### GOAL
Return all lines with the word "Gleim" in them.

[Dataset entries]
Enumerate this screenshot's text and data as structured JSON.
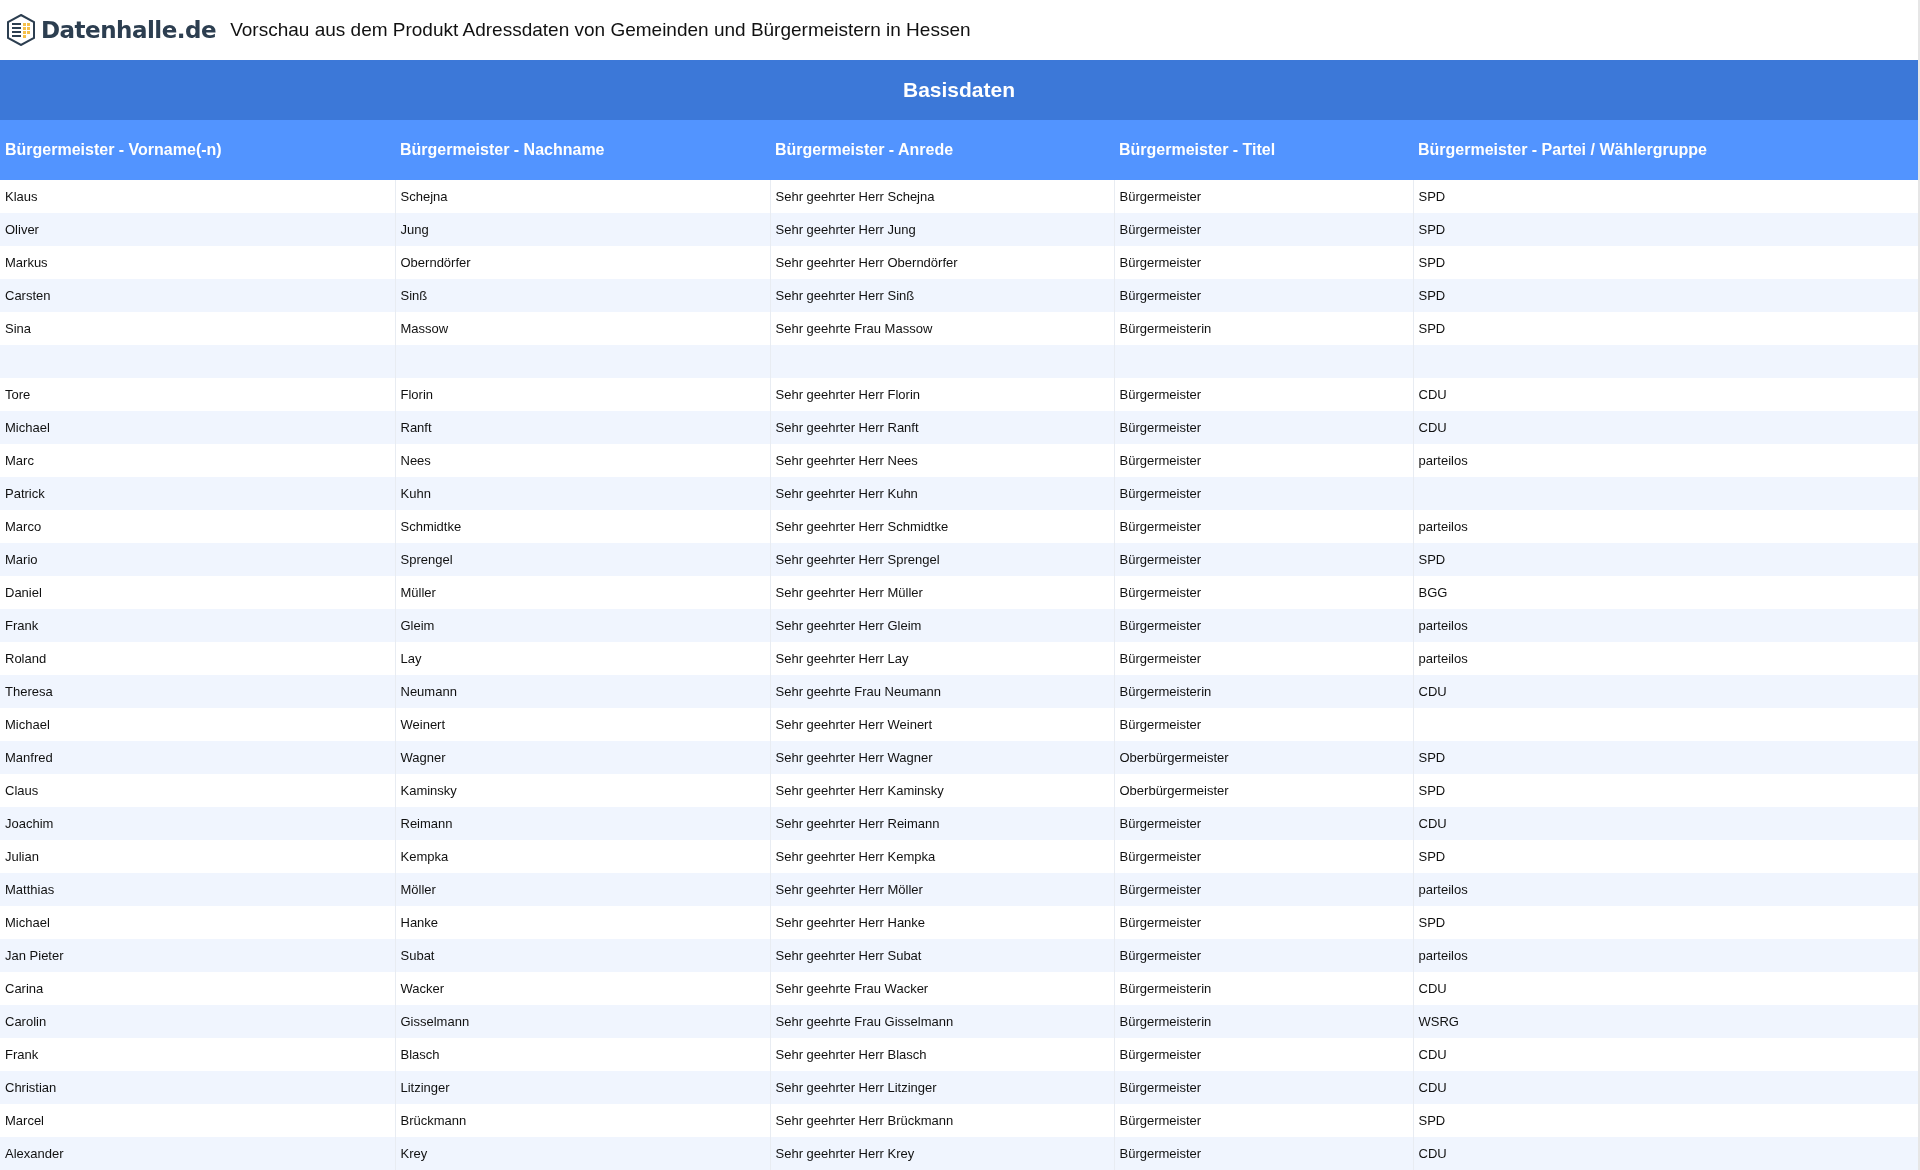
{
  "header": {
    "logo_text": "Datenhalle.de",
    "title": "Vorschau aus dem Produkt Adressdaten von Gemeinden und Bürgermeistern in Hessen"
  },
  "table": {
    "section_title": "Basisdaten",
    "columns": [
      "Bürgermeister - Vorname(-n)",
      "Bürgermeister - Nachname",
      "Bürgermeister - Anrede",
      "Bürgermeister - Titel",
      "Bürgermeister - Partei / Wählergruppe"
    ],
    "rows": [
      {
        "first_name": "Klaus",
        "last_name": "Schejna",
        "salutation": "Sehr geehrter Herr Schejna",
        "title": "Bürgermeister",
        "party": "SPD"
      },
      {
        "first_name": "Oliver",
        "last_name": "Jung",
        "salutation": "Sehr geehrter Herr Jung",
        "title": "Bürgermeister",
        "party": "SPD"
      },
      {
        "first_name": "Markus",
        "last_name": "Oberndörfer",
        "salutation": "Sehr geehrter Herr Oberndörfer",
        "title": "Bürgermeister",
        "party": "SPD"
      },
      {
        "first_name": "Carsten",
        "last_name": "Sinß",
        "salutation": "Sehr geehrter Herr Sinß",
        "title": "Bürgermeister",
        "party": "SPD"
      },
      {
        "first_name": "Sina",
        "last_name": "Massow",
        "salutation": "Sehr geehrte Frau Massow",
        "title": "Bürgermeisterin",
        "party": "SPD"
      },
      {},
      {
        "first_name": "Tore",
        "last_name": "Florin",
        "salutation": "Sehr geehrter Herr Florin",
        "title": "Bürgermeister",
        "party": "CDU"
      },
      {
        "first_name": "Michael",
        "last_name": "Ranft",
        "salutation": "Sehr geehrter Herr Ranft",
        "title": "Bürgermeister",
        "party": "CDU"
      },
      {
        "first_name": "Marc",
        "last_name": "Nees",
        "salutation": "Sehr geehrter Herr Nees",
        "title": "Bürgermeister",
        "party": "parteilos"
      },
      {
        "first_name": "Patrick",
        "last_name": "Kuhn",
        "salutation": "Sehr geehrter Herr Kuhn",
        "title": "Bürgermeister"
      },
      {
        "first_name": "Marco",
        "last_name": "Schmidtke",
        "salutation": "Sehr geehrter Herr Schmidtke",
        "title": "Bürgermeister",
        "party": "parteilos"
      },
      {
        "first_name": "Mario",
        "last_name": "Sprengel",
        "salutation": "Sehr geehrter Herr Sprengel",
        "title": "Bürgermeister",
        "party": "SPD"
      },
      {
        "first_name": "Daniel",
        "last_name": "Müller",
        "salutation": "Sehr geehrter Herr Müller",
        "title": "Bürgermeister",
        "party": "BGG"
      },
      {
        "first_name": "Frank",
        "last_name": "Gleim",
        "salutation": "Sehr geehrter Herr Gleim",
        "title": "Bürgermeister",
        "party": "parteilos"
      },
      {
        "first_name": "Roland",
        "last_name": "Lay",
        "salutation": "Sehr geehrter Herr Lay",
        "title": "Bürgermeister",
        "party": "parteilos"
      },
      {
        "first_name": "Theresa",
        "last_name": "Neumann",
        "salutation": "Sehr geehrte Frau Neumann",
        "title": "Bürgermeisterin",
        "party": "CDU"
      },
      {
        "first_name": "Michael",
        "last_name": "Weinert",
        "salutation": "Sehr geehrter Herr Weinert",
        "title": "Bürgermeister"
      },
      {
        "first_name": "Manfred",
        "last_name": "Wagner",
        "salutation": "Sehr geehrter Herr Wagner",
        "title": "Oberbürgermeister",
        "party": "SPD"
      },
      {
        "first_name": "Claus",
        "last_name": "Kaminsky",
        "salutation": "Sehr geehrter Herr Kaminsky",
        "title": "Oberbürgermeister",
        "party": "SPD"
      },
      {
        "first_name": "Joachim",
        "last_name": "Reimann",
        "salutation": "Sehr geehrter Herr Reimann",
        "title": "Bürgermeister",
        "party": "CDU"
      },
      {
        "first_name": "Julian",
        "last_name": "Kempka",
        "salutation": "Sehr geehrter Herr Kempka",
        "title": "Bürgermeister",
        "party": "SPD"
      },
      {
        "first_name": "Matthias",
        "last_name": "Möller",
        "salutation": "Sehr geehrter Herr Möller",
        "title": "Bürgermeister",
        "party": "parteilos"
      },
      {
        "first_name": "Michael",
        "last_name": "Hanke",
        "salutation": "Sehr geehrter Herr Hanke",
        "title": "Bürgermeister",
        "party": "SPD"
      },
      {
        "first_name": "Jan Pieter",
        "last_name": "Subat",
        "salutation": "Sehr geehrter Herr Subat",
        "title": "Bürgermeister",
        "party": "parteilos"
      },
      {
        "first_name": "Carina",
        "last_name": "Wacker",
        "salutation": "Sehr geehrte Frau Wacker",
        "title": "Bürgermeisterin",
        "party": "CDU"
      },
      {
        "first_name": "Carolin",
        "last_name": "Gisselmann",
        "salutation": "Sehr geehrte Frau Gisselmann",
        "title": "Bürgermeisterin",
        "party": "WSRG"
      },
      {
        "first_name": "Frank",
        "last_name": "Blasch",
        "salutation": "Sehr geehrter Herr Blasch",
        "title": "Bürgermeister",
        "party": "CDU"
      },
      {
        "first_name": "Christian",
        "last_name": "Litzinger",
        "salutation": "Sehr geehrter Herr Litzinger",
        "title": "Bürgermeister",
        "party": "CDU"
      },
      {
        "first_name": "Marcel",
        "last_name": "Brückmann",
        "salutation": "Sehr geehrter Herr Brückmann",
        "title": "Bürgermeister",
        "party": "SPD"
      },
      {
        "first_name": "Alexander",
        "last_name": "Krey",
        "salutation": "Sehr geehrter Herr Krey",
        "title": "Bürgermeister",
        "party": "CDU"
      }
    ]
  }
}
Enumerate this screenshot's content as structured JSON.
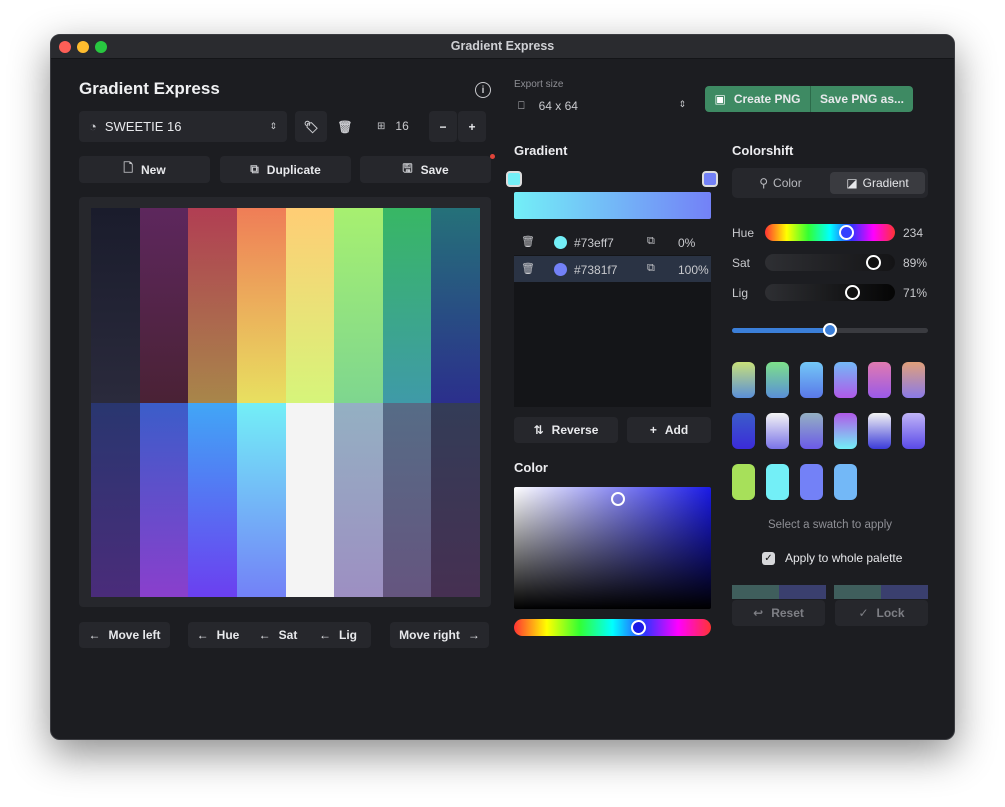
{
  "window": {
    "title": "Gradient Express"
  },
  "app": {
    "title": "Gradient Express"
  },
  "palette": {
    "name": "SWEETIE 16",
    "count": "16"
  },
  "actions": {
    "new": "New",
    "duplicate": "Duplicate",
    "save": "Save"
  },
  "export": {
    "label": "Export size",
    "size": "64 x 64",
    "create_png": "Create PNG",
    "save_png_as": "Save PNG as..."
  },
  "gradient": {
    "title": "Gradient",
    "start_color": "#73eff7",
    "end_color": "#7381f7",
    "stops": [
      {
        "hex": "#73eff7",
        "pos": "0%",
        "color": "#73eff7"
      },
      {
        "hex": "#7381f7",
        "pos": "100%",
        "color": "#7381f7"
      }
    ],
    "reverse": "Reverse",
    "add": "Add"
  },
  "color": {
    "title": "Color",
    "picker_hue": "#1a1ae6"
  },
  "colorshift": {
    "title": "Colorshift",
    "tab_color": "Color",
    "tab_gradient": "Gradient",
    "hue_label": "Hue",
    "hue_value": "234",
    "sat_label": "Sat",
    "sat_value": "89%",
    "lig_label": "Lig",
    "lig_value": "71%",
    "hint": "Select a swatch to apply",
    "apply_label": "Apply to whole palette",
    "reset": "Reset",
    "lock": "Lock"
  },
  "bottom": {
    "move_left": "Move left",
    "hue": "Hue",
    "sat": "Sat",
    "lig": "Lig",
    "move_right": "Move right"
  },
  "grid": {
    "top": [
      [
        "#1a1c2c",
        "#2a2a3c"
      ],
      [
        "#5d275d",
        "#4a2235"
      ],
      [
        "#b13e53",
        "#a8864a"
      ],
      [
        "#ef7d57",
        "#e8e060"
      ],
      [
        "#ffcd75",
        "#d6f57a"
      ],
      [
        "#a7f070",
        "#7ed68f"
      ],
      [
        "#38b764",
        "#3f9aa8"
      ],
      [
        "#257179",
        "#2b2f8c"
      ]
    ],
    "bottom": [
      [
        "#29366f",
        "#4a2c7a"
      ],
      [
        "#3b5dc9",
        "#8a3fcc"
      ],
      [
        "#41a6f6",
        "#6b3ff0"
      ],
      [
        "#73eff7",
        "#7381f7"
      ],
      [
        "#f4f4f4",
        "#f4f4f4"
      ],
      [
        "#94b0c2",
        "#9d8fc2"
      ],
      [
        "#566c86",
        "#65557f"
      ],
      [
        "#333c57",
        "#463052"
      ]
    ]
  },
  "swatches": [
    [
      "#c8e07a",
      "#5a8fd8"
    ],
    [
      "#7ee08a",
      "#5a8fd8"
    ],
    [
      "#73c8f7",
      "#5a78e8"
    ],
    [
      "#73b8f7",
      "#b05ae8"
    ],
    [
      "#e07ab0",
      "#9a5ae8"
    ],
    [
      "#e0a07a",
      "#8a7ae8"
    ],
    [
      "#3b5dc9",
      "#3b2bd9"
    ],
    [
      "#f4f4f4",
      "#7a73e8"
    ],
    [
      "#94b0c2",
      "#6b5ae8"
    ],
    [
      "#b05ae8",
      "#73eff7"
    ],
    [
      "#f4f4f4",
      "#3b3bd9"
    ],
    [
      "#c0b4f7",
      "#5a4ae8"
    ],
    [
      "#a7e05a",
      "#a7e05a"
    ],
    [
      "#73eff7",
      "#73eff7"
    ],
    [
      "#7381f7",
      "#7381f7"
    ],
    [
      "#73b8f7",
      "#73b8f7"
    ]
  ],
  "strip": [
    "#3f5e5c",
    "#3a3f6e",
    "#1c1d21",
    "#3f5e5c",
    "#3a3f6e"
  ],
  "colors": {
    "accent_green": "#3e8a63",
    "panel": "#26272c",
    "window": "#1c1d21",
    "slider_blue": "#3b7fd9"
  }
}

### RESULT FOR THIS TASK
        "last_name": "Gleim",
        "salutation": "Sehr geehrter Herr Gleim",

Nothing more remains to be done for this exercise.